Exercise objective :: Set down each entry from the block beneath, exactly as written.
--- start Material for the task ---
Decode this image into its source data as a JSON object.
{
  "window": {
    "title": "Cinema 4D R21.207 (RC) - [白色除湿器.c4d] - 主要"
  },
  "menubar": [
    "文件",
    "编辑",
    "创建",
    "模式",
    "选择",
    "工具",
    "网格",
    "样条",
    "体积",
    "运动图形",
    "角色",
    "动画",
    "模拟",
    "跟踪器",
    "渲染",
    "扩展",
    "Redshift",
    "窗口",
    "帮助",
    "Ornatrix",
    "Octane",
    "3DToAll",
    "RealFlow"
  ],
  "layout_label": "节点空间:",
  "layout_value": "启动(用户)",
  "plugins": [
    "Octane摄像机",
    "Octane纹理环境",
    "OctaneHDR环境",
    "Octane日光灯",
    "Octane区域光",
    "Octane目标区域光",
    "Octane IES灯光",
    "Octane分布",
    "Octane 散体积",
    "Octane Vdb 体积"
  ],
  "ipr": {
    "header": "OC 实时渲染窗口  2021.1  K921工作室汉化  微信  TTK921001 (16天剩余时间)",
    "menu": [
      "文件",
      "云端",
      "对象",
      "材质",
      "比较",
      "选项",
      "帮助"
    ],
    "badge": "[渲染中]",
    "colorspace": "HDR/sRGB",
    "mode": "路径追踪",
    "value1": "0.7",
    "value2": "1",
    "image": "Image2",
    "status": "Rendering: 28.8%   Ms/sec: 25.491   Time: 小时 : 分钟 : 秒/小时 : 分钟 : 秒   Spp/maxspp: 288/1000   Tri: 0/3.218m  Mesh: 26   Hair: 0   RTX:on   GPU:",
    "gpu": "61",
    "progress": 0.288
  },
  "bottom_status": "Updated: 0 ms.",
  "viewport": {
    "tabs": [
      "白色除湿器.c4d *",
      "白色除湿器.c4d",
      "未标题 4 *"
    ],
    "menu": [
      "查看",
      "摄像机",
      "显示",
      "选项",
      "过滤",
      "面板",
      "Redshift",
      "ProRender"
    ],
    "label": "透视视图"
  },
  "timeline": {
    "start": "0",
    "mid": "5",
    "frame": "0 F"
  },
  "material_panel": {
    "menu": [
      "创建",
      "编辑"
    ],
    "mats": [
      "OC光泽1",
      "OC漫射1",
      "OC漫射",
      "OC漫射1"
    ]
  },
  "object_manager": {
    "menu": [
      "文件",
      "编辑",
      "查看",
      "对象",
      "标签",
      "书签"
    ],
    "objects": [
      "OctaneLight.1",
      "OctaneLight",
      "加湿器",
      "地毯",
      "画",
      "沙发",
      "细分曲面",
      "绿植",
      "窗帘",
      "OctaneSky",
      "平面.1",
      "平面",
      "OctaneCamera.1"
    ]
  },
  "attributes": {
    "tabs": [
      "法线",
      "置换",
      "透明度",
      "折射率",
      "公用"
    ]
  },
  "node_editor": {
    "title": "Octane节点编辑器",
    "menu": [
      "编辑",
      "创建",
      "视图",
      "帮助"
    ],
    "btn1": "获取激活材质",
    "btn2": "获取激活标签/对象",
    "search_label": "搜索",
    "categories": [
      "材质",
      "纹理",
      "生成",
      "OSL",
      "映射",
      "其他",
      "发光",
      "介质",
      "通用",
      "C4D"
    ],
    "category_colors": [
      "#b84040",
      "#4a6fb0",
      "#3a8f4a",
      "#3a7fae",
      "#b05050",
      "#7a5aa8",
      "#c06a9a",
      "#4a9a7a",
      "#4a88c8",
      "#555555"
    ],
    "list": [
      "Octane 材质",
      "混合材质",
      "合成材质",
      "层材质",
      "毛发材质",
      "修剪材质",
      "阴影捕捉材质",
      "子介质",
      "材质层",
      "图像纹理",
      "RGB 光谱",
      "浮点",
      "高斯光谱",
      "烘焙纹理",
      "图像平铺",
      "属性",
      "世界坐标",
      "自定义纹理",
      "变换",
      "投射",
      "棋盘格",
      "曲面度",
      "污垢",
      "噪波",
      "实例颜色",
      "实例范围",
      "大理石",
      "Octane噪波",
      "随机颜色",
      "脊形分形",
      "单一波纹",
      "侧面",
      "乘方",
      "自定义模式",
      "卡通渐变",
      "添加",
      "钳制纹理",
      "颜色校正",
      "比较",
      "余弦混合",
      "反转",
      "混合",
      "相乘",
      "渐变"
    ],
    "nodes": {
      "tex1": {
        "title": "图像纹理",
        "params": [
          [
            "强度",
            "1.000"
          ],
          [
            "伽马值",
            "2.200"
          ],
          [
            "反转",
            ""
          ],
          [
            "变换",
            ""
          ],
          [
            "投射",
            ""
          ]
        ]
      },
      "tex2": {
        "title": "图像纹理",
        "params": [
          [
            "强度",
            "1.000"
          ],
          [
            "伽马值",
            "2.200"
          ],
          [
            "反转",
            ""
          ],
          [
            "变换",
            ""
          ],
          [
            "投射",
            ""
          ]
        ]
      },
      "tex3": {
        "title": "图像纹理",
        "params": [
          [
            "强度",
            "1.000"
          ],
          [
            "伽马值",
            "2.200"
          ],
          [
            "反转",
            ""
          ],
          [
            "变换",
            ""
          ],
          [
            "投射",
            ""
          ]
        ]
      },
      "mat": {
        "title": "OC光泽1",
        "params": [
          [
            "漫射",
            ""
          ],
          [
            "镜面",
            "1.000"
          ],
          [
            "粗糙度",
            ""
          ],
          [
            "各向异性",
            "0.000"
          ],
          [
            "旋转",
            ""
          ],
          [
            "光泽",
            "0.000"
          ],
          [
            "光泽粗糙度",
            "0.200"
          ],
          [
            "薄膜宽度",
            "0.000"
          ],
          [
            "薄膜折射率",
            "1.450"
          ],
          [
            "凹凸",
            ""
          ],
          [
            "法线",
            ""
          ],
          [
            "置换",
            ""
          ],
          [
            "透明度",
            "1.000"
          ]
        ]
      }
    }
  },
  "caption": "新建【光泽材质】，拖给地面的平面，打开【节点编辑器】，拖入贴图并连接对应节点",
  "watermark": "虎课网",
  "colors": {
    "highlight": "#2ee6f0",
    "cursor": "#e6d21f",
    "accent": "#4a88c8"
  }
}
--- end Material for the task ---
The result ::
Decode this image into its source data as a JSON object.
{
  "window": {
    "title": "Cinema 4D R21.207 (RC) - [白色除湿器.c4d] - 主要"
  },
  "menubar": [
    "文件",
    "编辑",
    "创建",
    "模式",
    "选择",
    "工具",
    "网格",
    "样条",
    "体积",
    "运动图形",
    "角色",
    "动画",
    "模拟",
    "跟踪器",
    "渲染",
    "扩展",
    "Redshift",
    "窗口",
    "帮助",
    "Ornatrix",
    "Octane",
    "3DToAll",
    "RealFlow"
  ],
  "layout_label": "节点空间:",
  "layout_value": "启动(用户)",
  "plugins": [
    "Octane摄像机",
    "Octane纹理环境",
    "OctaneHDR环境",
    "Octane日光灯",
    "Octane区域光",
    "Octane目标区域光",
    "Octane IES灯光",
    "Octane分布",
    "Octane 散体积",
    "Octane Vdb 体积"
  ],
  "ipr": {
    "header": "OC 实时渲染窗口  2021.1  K921工作室汉化  微信  TTK921001 (16天剩余时间)",
    "menu": [
      "文件",
      "云端",
      "对象",
      "材质",
      "比较",
      "选项",
      "帮助"
    ],
    "badge": "[渲染中]",
    "colorspace": "HDR/sRGB",
    "mode": "路径追踪",
    "value1": "0.7",
    "value2": "1",
    "image": "Image2",
    "status": "Rendering: 28.8%   Ms/sec: 25.491   Time: 小时 : 分钟 : 秒/小时 : 分钟 : 秒   Spp/maxspp: 288/1000   Tri: 0/3.218m  Mesh: 26   Hair: 0   RTX:on   GPU:",
    "gpu": "61",
    "progress": 0.288
  },
  "bottom_status": "Updated: 0 ms.",
  "viewport": {
    "tabs": [
      "白色除湿器.c4d *",
      "白色除湿器.c4d",
      "未标题 4 *"
    ],
    "menu": [
      "查看",
      "摄像机",
      "显示",
      "选项",
      "过滤",
      "面板",
      "Redshift",
      "ProRender"
    ],
    "label": "透视视图"
  },
  "timeline": {
    "start": "0",
    "mid": "5",
    "frame": "0 F"
  },
  "material_panel": {
    "menu": [
      "创建",
      "编辑"
    ],
    "mats": [
      "OC光泽1",
      "OC漫射1",
      "OC漫射",
      "OC漫射1"
    ]
  },
  "object_manager": {
    "menu": [
      "文件",
      "编辑",
      "查看",
      "对象",
      "标签",
      "书签"
    ],
    "objects": [
      "OctaneLight.1",
      "OctaneLight",
      "加湿器",
      "地毯",
      "画",
      "沙发",
      "细分曲面",
      "绿植",
      "窗帘",
      "OctaneSky",
      "平面.1",
      "平面",
      "OctaneCamera.1"
    ]
  },
  "attributes": {
    "tabs": [
      "法线",
      "置换",
      "透明度",
      "折射率",
      "公用"
    ]
  },
  "node_editor": {
    "title": "Octane节点编辑器",
    "menu": [
      "编辑",
      "创建",
      "视图",
      "帮助"
    ],
    "btn1": "获取激活材质",
    "btn2": "获取激活标签/对象",
    "search_label": "搜索",
    "categories": [
      "材质",
      "纹理",
      "生成",
      "OSL",
      "映射",
      "其他",
      "发光",
      "介质",
      "通用",
      "C4D"
    ],
    "category_colors": [
      "#b84040",
      "#4a6fb0",
      "#3a8f4a",
      "#3a7fae",
      "#b05050",
      "#7a5aa8",
      "#c06a9a",
      "#4a9a7a",
      "#4a88c8",
      "#555555"
    ],
    "list": [
      "Octane 材质",
      "混合材质",
      "合成材质",
      "层材质",
      "毛发材质",
      "修剪材质",
      "阴影捕捉材质",
      "子介质",
      "材质层",
      "图像纹理",
      "RGB 光谱",
      "浮点",
      "高斯光谱",
      "烘焙纹理",
      "图像平铺",
      "属性",
      "世界坐标",
      "自定义纹理",
      "变换",
      "投射",
      "棋盘格",
      "曲面度",
      "污垢",
      "噪波",
      "实例颜色",
      "实例范围",
      "大理石",
      "Octane噪波",
      "随机颜色",
      "脊形分形",
      "单一波纹",
      "侧面",
      "乘方",
      "自定义模式",
      "卡通渐变",
      "添加",
      "钳制纹理",
      "颜色校正",
      "比较",
      "余弦混合",
      "反转",
      "混合",
      "相乘",
      "渐变"
    ],
    "nodes": {
      "tex1": {
        "title": "图像纹理",
        "params": [
          [
            "强度",
            "1.000"
          ],
          [
            "伽马值",
            "2.200"
          ],
          [
            "反转",
            ""
          ],
          [
            "变换",
            ""
          ],
          [
            "投射",
            ""
          ]
        ]
      },
      "tex2": {
        "title": "图像纹理",
        "params": [
          [
            "强度",
            "1.000"
          ],
          [
            "伽马值",
            "2.200"
          ],
          [
            "反转",
            ""
          ],
          [
            "变换",
            ""
          ],
          [
            "投射",
            ""
          ]
        ]
      },
      "tex3": {
        "title": "图像纹理",
        "params": [
          [
            "强度",
            "1.000"
          ],
          [
            "伽马值",
            "2.200"
          ],
          [
            "反转",
            ""
          ],
          [
            "变换",
            ""
          ],
          [
            "投射",
            ""
          ]
        ]
      },
      "mat": {
        "title": "OC光泽1",
        "params": [
          [
            "漫射",
            ""
          ],
          [
            "镜面",
            "1.000"
          ],
          [
            "粗糙度",
            ""
          ],
          [
            "各向异性",
            "0.000"
          ],
          [
            "旋转",
            ""
          ],
          [
            "光泽",
            "0.000"
          ],
          [
            "光泽粗糙度",
            "0.200"
          ],
          [
            "薄膜宽度",
            "0.000"
          ],
          [
            "薄膜折射率",
            "1.450"
          ],
          [
            "凹凸",
            ""
          ],
          [
            "法线",
            ""
          ],
          [
            "置换",
            ""
          ],
          [
            "透明度",
            "1.000"
          ]
        ]
      }
    }
  },
  "caption": "新建【光泽材质】，拖给地面的平面，打开【节点编辑器】，拖入贴图并连接对应节点",
  "watermark": "虎课网",
  "colors": {
    "highlight": "#2ee6f0",
    "cursor": "#e6d21f",
    "accent": "#4a88c8"
  }
}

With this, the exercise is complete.